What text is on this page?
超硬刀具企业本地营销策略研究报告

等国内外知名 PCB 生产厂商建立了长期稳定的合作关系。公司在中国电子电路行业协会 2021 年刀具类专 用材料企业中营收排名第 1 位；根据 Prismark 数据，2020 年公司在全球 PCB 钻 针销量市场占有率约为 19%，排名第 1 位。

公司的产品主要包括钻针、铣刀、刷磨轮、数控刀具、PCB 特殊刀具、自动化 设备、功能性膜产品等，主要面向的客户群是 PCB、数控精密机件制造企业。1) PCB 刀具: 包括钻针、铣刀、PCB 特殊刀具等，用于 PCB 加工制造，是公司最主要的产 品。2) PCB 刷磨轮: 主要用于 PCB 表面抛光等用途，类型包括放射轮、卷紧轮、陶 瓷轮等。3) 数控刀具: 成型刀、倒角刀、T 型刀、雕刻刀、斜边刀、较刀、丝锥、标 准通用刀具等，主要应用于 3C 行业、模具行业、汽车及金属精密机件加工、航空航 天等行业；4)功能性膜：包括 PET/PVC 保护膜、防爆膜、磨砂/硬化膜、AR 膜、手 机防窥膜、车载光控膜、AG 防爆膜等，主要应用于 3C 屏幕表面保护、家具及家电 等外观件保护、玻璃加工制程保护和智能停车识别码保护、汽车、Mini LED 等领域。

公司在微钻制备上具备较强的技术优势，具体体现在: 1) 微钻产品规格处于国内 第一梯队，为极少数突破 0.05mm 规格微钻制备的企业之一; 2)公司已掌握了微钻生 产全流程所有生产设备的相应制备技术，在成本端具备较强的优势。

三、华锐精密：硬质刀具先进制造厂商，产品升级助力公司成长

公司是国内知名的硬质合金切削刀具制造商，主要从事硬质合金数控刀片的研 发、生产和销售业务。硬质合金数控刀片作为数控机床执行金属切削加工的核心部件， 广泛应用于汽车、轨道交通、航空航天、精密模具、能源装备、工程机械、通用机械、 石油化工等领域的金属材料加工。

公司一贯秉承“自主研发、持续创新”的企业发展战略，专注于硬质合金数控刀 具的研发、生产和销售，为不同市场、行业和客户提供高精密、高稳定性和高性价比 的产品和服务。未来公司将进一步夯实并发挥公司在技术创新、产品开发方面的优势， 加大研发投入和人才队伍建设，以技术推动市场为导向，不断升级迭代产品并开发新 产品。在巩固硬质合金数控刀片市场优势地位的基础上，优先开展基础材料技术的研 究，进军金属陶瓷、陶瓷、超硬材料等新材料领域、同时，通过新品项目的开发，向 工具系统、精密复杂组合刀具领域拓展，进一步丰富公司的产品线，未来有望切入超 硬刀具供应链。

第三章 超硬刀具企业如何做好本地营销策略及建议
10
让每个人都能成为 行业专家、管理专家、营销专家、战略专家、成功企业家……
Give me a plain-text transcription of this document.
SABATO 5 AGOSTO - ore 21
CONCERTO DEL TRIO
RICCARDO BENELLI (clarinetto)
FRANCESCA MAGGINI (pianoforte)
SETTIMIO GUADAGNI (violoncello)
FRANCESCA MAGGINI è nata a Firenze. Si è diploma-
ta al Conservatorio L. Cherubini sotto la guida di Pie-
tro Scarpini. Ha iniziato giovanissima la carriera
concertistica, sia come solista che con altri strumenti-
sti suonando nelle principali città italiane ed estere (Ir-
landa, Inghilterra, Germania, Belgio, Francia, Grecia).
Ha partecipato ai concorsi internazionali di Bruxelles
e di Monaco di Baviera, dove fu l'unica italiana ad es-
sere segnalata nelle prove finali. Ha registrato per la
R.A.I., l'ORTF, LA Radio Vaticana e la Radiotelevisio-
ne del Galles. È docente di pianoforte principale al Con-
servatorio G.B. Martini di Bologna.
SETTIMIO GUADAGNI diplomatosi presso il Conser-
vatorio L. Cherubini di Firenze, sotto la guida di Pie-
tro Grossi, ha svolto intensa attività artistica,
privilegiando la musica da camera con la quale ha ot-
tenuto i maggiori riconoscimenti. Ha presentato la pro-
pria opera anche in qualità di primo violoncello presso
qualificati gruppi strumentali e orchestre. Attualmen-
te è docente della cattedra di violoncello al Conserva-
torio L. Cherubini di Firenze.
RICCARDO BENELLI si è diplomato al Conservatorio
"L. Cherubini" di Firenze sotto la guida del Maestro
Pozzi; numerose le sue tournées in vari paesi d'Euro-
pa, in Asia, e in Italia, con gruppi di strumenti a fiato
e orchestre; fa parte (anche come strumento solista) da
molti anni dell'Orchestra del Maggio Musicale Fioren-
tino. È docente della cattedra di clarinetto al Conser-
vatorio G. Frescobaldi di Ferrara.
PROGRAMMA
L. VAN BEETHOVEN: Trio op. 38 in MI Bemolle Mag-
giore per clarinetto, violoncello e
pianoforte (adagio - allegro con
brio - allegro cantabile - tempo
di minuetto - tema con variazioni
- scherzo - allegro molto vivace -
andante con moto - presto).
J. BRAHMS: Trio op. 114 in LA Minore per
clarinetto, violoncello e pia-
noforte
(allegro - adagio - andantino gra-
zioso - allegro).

_ _ _ _ _ _ _

### Exercise
Reproduce each record shown above without altering a single word.

### Response for this exercise
What text is on this page?
超硬刀具企业本地营销策略研究报告

等国内外知名 PCB 生产厂商建立了长期稳定的合作关系。公司在中国电子电路行业协会 2021 年刀具类专 用材料企业中营收排名第 1 位；根据 Prismark 数据，2020 年公司在全球 PCB 钻 针销量市场占有率约为 19%，排名第 1 位。

公司的产品主要包括钻针、铣刀、刷磨轮、数控刀具、PCB 特殊刀具、自动化 设备、功能性膜产品等，主要面向的客户群是 PCB、数控精密机件制造企业。1) PCB 刀具: 包括钻针、铣刀、PCB 特殊刀具等，用于 PCB 加工制造，是公司最主要的产 品。2) PCB 刷磨轮: 主要用于 PCB 表面抛光等用途，类型包括放射轮、卷紧轮、陶 瓷轮等。3) 数控刀具: 成型刀、倒角刀、T 型刀、雕刻刀、斜边刀、较刀、丝锥、标 准通用刀具等，主要应用于 3C 行业、模具行业、汽车及金属精密机件加工、航空航 天等行业；4)功能性膜：包括 PET/PVC 保护膜、防爆膜、磨砂/硬化膜、AR 膜、手 机防窥膜、车载光控膜、AG 防爆膜等，主要应用于 3C 屏幕表面保护、家具及家电 等外观件保护、玻璃加工制程保护和智能停车识别码保护、汽车、Mini LED 等领域。

公司在微钻制备上具备较强的技术优势，具体体现在: 1) 微钻产品规格处于国内 第一梯队，为极少数突破 0.05mm 规格微钻制备的企业之一; 2)公司已掌握了微钻生 产全流程所有生产设备的相应制备技术，在成本端具备较强的优势。

三、华锐精密：硬质刀具先进制造厂商，产品升级助力公司成长

公司是国内知名的硬质合金切削刀具制造商，主要从事硬质合金数控刀片的研 发、生产和销售业务。硬质合金数控刀片作为数控机床执行金属切削加工的核心部件， 广泛应用于汽车、轨道交通、航空航天、精密模具、能源装备、工程机械、通用机械、 石油化工等领域的金属材料加工。

公司一贯秉承“自主研发、持续创新”的企业发展战略，专注于硬质合金数控刀 具的研发、生产和销售，为不同市场、行业和客户提供高精密、高稳定性和高性价比 的产品和服务。未来公司将进一步夯实并发挥公司在技术创新、产品开发方面的优势， 加大研发投入和人才队伍建设，以技术推动市场为导向，不断升级迭代产品并开发新 产品。在巩固硬质合金数控刀片市场优势地位的基础上，优先开展基础材料技术的研 究，进军金属陶瓷、陶瓷、超硬材料等新材料领域、同时，通过新品项目的开发，向 工具系统、精密复杂组合刀具领域拓展，进一步丰富公司的产品线，未来有望切入超 硬刀具供应链。

第三章 超硬刀具企业如何做好本地营销策略及建议
10
让每个人都能成为 行业专家、管理专家、营销专家、战略专家、成功企业家……
Give me a plain-text transcription of this document.
SABATO 5 AGOSTO - ore 21
CONCERTO DEL TRIO
RICCARDO BENELLI (clarinetto)
FRANCESCA MAGGINI (pianoforte)
SETTIMIO GUADAGNI (violoncello)
FRANCESCA MAGGINI è nata a Firenze. Si è diploma-
ta al Conservatorio L. Cherubini sotto la guida di Pie-
tro Scarpini. Ha iniziato giovanissima la carriera
concertistica, sia come solista che con altri strumenti-
sti suonando nelle principali città italiane ed estere (Ir-
landa, Inghilterra, Germania, Belgio, Francia, Grecia).
Ha partecipato ai concorsi internazionali di Bruxelles
e di Monaco di Baviera, dove fu l'unica italiana ad es-
sere segnalata nelle prove finali. Ha registrato per la
R.A.I., l'ORTF, LA Radio Vaticana e la Radiotelevisio-
ne del Galles. È docente di pianoforte principale al Con-
servatorio G.B. Martini di Bologna.
SETTIMIO GUADAGNI diplomatosi presso il Conser-
vatorio L. Cherubini di Firenze, sotto la guida di Pie-
tro Grossi, ha svolto intensa attività artistica,
privilegiando la musica da camera con la quale ha ot-
tenuto i maggiori riconoscimenti. Ha presentato la pro-
pria opera anche in qualità di primo violoncello presso
qualificati gruppi strumentali e orchestre. Attualmen-
te è docente della cattedra di violoncello al Conserva-
torio L. Cherubini di Firenze.
RICCARDO BENELLI si è diplomato al Conservatorio
"L. Cherubini" di Firenze sotto la guida del Maestro
Pozzi; numerose le sue tournées in vari paesi d'Euro-
pa, in Asia, e in Italia, con gruppi di strumenti a fiato
e orchestre; fa parte (anche come strumento solista) da
molti anni dell'Orchestra del Maggio Musicale Fioren-
tino. È docente della cattedra di clarinetto al Conser-
vatorio G. Frescobaldi di Ferrara.
PROGRAMMA
L. VAN BEETHOVEN: Trio op. 38 in MI Bemolle Mag-
giore per clarinetto, violoncello e
pianoforte (adagio - allegro con
brio - allegro cantabile - tempo
di minuetto - tema con variazioni
- scherzo - allegro molto vivace -
andante con moto - presto).
J. BRAHMS: Trio op. 114 in LA Minore per
clarinetto, violoncello e pia-
noforte
(allegro - adagio - andantino gra-
zioso - allegro).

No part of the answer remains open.